• _WHAT IS EXPECTED_:
Identify each line holding the string "jaelrogerss" and copy it.

··· DATA RECORDS ···

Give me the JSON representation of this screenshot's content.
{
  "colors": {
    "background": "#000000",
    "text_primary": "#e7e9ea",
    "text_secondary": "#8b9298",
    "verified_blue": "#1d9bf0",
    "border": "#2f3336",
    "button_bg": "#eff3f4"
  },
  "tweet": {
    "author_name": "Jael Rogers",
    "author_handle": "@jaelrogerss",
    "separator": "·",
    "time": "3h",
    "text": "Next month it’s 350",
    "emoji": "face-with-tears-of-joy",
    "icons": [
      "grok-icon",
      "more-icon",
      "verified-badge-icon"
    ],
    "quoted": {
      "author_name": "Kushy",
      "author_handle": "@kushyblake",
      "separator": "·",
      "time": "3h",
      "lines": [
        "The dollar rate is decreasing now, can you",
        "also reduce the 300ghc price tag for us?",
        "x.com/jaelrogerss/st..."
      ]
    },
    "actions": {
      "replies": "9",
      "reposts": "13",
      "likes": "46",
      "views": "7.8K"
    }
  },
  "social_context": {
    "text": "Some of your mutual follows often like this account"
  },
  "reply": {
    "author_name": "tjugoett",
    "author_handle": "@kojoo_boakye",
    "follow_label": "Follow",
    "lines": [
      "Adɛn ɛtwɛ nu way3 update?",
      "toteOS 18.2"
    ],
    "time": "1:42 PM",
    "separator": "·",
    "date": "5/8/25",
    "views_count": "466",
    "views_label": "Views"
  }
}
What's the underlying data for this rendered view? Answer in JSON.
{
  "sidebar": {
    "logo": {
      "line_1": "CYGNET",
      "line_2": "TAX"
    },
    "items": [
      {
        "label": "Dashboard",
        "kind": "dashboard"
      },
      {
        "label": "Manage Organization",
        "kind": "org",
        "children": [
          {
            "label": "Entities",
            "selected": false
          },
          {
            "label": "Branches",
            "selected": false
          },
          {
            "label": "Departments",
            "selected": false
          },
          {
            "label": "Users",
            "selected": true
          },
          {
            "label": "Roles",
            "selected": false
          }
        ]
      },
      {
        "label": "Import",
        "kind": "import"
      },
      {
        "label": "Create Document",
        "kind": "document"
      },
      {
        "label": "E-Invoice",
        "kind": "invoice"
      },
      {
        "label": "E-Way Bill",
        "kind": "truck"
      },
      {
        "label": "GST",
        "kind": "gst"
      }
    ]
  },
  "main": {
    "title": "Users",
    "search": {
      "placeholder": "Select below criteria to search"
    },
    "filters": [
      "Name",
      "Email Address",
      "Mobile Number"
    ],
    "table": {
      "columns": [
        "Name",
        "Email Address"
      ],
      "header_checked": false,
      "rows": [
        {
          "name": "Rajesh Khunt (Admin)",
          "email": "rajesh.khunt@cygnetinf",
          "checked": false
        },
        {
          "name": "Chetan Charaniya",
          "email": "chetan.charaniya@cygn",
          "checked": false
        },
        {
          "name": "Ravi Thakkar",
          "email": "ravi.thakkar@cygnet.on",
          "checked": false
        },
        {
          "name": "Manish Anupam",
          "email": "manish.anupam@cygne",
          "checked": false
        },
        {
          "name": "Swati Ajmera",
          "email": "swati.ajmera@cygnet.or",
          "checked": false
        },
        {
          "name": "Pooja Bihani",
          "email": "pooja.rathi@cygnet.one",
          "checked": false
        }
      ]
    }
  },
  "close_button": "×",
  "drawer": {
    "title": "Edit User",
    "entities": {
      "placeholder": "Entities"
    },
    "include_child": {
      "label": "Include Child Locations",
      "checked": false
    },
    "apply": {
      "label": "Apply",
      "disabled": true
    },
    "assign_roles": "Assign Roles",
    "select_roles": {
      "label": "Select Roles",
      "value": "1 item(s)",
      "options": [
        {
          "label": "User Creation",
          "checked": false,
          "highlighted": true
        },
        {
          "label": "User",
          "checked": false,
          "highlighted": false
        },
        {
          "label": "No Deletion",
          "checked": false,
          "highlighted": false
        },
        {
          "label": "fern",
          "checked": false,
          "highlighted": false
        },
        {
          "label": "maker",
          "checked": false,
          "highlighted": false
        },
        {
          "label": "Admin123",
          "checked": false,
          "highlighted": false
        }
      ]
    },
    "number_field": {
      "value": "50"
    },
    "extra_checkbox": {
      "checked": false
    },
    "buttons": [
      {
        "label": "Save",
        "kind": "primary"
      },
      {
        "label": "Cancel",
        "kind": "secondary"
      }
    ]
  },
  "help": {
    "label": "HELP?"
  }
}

···

• _THE RESULT_:
    "author_handle": "@jaelrogerss",
        "x.com/jaelrogerss/st..."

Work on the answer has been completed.